§ TASK REQUIREMENTS:
All material below is to be reproduced exactly.

§ DATA LINES:
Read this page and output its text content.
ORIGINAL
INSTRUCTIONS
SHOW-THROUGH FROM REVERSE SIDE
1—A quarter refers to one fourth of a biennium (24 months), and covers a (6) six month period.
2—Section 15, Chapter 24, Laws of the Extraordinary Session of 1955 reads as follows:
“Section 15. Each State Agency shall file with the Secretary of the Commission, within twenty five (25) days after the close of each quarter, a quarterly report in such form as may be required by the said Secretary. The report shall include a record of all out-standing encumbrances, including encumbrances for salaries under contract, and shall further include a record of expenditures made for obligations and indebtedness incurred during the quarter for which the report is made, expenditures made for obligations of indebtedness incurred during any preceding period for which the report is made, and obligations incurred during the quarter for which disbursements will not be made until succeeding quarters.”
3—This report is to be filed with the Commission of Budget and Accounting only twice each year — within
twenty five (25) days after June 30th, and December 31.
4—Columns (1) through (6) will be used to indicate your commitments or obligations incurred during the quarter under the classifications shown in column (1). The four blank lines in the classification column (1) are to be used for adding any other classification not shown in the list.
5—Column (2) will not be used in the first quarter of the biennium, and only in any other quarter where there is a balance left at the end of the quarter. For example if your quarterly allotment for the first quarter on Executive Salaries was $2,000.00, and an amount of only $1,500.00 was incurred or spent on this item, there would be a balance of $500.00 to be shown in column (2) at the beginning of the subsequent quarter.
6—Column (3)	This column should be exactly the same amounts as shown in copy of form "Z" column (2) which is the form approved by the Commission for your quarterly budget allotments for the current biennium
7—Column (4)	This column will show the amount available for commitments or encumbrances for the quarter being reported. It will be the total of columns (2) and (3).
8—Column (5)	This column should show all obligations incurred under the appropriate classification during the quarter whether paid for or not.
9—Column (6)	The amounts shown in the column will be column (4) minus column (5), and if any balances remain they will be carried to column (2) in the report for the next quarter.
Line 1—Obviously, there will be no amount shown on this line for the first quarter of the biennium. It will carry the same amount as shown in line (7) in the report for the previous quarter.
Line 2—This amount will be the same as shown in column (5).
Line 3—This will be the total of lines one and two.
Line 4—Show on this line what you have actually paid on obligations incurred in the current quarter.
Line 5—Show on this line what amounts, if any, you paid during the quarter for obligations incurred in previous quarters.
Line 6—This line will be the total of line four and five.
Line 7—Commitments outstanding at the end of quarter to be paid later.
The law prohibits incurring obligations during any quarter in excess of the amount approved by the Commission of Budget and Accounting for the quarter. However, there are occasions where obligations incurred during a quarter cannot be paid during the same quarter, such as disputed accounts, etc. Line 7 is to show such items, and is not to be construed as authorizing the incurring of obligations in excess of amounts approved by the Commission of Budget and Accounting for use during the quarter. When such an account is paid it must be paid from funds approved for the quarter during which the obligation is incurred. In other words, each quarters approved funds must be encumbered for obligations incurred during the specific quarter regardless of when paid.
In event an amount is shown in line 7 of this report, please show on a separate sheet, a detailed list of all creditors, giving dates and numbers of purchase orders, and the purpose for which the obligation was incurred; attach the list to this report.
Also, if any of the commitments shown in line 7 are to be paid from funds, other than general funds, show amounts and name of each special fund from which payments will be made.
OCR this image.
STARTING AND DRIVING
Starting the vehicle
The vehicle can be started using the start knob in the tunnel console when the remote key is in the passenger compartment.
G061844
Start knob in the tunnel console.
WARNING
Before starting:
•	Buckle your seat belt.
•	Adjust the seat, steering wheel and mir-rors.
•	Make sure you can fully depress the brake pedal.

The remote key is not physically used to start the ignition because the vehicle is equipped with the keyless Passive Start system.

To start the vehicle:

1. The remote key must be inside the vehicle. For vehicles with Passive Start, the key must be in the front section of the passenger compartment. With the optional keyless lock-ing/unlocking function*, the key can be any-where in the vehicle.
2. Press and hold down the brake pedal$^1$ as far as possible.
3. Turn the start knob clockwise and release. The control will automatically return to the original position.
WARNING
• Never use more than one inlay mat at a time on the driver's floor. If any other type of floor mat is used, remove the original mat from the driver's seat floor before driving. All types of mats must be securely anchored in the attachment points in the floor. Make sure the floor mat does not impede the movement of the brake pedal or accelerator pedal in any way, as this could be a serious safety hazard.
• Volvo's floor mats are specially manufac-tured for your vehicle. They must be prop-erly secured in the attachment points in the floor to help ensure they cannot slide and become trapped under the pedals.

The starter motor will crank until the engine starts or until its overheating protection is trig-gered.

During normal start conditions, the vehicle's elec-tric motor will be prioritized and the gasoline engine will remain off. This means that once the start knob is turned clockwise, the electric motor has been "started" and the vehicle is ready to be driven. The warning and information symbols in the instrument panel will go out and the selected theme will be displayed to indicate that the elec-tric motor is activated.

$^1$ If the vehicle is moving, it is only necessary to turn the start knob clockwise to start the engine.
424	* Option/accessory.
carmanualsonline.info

§ RESULT OF THIS TASK:
Read this page and output its text content.
ORIGINAL
INSTRUCTIONS
SHOW-THROUGH FROM REVERSE SIDE
1—A quarter refers to one fourth of a biennium (24 months), and covers a (6) six month period.
2—Section 15, Chapter 24, Laws of the Extraordinary Session of 1955 reads as follows:
“Section 15. Each State Agency shall file with the Secretary of the Commission, within twenty five (25) days after the close of each quarter, a quarterly report in such form as may be required by the said Secretary. The report shall include a record of all out-standing encumbrances, including encumbrances for salaries under contract, and shall further include a record of expenditures made for obligations and indebtedness incurred during the quarter for which the report is made, expenditures made for obligations of indebtedness incurred during any preceding period for which the report is made, and obligations incurred during the quarter for which disbursements will not be made until succeeding quarters.”
3—This report is to be filed with the Commission of Budget and Accounting only twice each year — within
twenty five (25) days after June 30th, and December 31.
4—Columns (1) through (6) will be used to indicate your commitments or obligations incurred during the quarter under the classifications shown in column (1). The four blank lines in the classification column (1) are to be used for adding any other classification not shown in the list.
5—Column (2) will not be used in the first quarter of the biennium, and only in any other quarter where there is a balance left at the end of the quarter. For example if your quarterly allotment for the first quarter on Executive Salaries was $2,000.00, and an amount of only $1,500.00 was incurred or spent on this item, there would be a balance of $500.00 to be shown in column (2) at the beginning of the subsequent quarter.
6—Column (3)	This column should be exactly the same amounts as shown in copy of form "Z" column (2) which is the form approved by the Commission for your quarterly budget allotments for the current biennium
7—Column (4)	This column will show the amount available for commitments or encumbrances for the quarter being reported. It will be the total of columns (2) and (3).
8—Column (5)	This column should show all obligations incurred under the appropriate classification during the quarter whether paid for or not.
9—Column (6)	The amounts shown in the column will be column (4) minus column (5), and if any balances remain they will be carried to column (2) in the report for the next quarter.
Line 1—Obviously, there will be no amount shown on this line for the first quarter of the biennium. It will carry the same amount as shown in line (7) in the report for the previous quarter.
Line 2—This amount will be the same as shown in column (5).
Line 3—This will be the total of lines one and two.
Line 4—Show on this line what you have actually paid on obligations incurred in the current quarter.
Line 5—Show on this line what amounts, if any, you paid during the quarter for obligations incurred in previous quarters.
Line 6—This line will be the total of line four and five.
Line 7—Commitments outstanding at the end of quarter to be paid later.
The law prohibits incurring obligations during any quarter in excess of the amount approved by the Commission of Budget and Accounting for the quarter. However, there are occasions where obligations incurred during a quarter cannot be paid during the same quarter, such as disputed accounts, etc. Line 7 is to show such items, and is not to be construed as authorizing the incurring of obligations in excess of amounts approved by the Commission of Budget and Accounting for use during the quarter. When such an account is paid it must be paid from funds approved for the quarter during which the obligation is incurred. In other words, each quarters approved funds must be encumbered for obligations incurred during the specific quarter regardless of when paid.
In event an amount is shown in line 7 of this report, please show on a separate sheet, a detailed list of all creditors, giving dates and numbers of purchase orders, and the purpose for which the obligation was incurred; attach the list to this report.
Also, if any of the commitments shown in line 7 are to be paid from funds, other than general funds, show amounts and name of each special fund from which payments will be made.
OCR this image.
STARTING AND DRIVING
Starting the vehicle
The vehicle can be started using the start knob in the tunnel console when the remote key is in the passenger compartment.
G061844
Start knob in the tunnel console.
WARNING
Before starting:
•	Buckle your seat belt.
•	Adjust the seat, steering wheel and mir-rors.
•	Make sure you can fully depress the brake pedal.

The remote key is not physically used to start the ignition because the vehicle is equipped with the keyless Passive Start system.

To start the vehicle:

1. The remote key must be inside the vehicle. For vehicles with Passive Start, the key must be in the front section of the passenger compartment. With the optional keyless lock-ing/unlocking function*, the key can be any-where in the vehicle.
2. Press and hold down the brake pedal$^1$ as far as possible.
3. Turn the start knob clockwise and release. The control will automatically return to the original position.
WARNING
• Never use more than one inlay mat at a time on the driver's floor. If any other type of floor mat is used, remove the original mat from the driver's seat floor before driving. All types of mats must be securely anchored in the attachment points in the floor. Make sure the floor mat does not impede the movement of the brake pedal or accelerator pedal in any way, as this could be a serious safety hazard.
• Volvo's floor mats are specially manufac-tured for your vehicle. They must be prop-erly secured in the attachment points in the floor to help ensure they cannot slide and become trapped under the pedals.

The starter motor will crank until the engine starts or until its overheating protection is trig-gered.

During normal start conditions, the vehicle's elec-tric motor will be prioritized and the gasoline engine will remain off. This means that once the start knob is turned clockwise, the electric motor has been "started" and the vehicle is ready to be driven. The warning and information symbols in the instrument panel will go out and the selected theme will be displayed to indicate that the elec-tric motor is activated.

$^1$ If the vehicle is moving, it is only necessary to turn the start knob clockwise to start the engine.
424	* Option/accessory.
carmanualsonline.info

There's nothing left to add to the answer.